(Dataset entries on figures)

>>>

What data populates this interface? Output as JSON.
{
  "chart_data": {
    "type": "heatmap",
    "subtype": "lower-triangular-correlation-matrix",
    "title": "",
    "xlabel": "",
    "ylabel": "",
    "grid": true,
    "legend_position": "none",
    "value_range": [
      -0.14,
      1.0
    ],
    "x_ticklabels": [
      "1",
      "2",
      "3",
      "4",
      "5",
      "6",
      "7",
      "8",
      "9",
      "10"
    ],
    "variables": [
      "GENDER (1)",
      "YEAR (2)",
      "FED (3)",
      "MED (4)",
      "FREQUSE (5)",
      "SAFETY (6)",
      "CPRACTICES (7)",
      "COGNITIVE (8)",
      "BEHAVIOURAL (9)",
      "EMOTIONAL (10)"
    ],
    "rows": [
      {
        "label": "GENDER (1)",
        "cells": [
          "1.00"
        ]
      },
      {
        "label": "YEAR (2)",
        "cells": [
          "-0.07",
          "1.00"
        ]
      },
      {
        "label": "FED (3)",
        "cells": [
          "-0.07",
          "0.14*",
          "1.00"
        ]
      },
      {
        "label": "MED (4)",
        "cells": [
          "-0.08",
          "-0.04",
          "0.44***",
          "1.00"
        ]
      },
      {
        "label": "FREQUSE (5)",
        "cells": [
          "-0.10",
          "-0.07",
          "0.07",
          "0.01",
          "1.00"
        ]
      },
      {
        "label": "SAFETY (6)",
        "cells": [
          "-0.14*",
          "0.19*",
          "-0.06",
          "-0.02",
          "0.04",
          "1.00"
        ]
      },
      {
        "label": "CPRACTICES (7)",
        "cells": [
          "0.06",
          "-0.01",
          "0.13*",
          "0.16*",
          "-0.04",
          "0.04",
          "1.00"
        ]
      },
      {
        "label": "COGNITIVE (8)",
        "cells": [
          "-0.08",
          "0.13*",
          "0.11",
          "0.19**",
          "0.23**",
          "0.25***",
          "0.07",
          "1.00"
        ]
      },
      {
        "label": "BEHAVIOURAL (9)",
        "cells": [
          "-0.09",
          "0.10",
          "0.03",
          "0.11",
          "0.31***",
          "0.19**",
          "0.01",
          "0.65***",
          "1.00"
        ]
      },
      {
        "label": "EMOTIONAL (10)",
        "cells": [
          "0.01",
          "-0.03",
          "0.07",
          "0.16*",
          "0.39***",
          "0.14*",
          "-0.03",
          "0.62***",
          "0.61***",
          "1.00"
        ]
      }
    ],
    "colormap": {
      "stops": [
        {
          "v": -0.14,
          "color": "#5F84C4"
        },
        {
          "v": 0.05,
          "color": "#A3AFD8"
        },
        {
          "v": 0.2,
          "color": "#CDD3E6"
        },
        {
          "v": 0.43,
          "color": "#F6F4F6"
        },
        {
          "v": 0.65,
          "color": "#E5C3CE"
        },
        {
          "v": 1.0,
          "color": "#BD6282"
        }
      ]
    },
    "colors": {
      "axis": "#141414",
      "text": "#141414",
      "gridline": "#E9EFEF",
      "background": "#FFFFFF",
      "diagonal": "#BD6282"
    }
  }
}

<<<

**AIM OF THE TASK:** Extract all lines as given.

**FINAL ANSWER:**
What data populates this interface? Output as JSON.
{
  "chart_data": {
    "type": "heatmap",
    "subtype": "lower-triangular-correlation-matrix",
    "title": "",
    "xlabel": "",
    "ylabel": "",
    "grid": true,
    "legend_position": "none",
    "value_range": [
      -0.14,
      1.0
    ],
    "x_ticklabels": [
      "1",
      "2",
      "3",
      "4",
      "5",
      "6",
      "7",
      "8",
      "9",
      "10"
    ],
    "variables": [
      "GENDER (1)",
      "YEAR (2)",
      "FED (3)",
      "MED (4)",
      "FREQUSE (5)",
      "SAFETY (6)",
      "CPRACTICES (7)",
      "COGNITIVE (8)",
      "BEHAVIOURAL (9)",
      "EMOTIONAL (10)"
    ],
    "rows": [
      {
        "label": "GENDER (1)",
        "cells": [
          "1.00"
        ]
      },
      {
        "label": "YEAR (2)",
        "cells": [
          "-0.07",
          "1.00"
        ]
      },
      {
        "label": "FED (3)",
        "cells": [
          "-0.07",
          "0.14*",
          "1.00"
        ]
      },
      {
        "label": "MED (4)",
        "cells": [
          "-0.08",
          "-0.04",
          "0.44***",
          "1.00"
        ]
      },
      {
        "label": "FREQUSE (5)",
        "cells": [
          "-0.10",
          "-0.07",
          "0.07",
          "0.01",
          "1.00"
        ]
      },
      {
        "label": "SAFETY (6)",
        "cells": [
          "-0.14*",
          "0.19*",
          "-0.06",
          "-0.02",
          "0.04",
          "1.00"
        ]
      },
      {
        "label": "CPRACTICES (7)",
        "cells": [
          "0.06",
          "-0.01",
          "0.13*",
          "0.16*",
          "-0.04",
          "0.04",
          "1.00"
        ]
      },
      {
        "label": "COGNITIVE (8)",
        "cells": [
          "-0.08",
          "0.13*",
          "0.11",
          "0.19**",
          "0.23**",
          "0.25***",
          "0.07",
          "1.00"
        ]
      },
      {
        "label": "BEHAVIOURAL (9)",
        "cells": [
          "-0.09",
          "0.10",
          "0.03",
          "0.11",
          "0.31***",
          "0.19**",
          "0.01",
          "0.65***",
          "1.00"
        ]
      },
      {
        "label": "EMOTIONAL (10)",
        "cells": [
          "0.01",
          "-0.03",
          "0.07",
          "0.16*",
          "0.39***",
          "0.14*",
          "-0.03",
          "0.62***",
          "0.61***",
          "1.00"
        ]
      }
    ],
    "colormap": {
      "stops": [
        {
          "v": -0.14,
          "color": "#5F84C4"
        },
        {
          "v": 0.05,
          "color": "#A3AFD8"
        },
        {
          "v": 0.2,
          "color": "#CDD3E6"
        },
        {
          "v": 0.43,
          "color": "#F6F4F6"
        },
        {
          "v": 0.65,
          "color": "#E5C3CE"
        },
        {
          "v": 1.0,
          "color": "#BD6282"
        }
      ]
    },
    "colors": {
      "axis": "#141414",
      "text": "#141414",
      "gridline": "#E9EFEF",
      "background": "#FFFFFF",
      "diagonal": "#BD6282"
    }
  }
}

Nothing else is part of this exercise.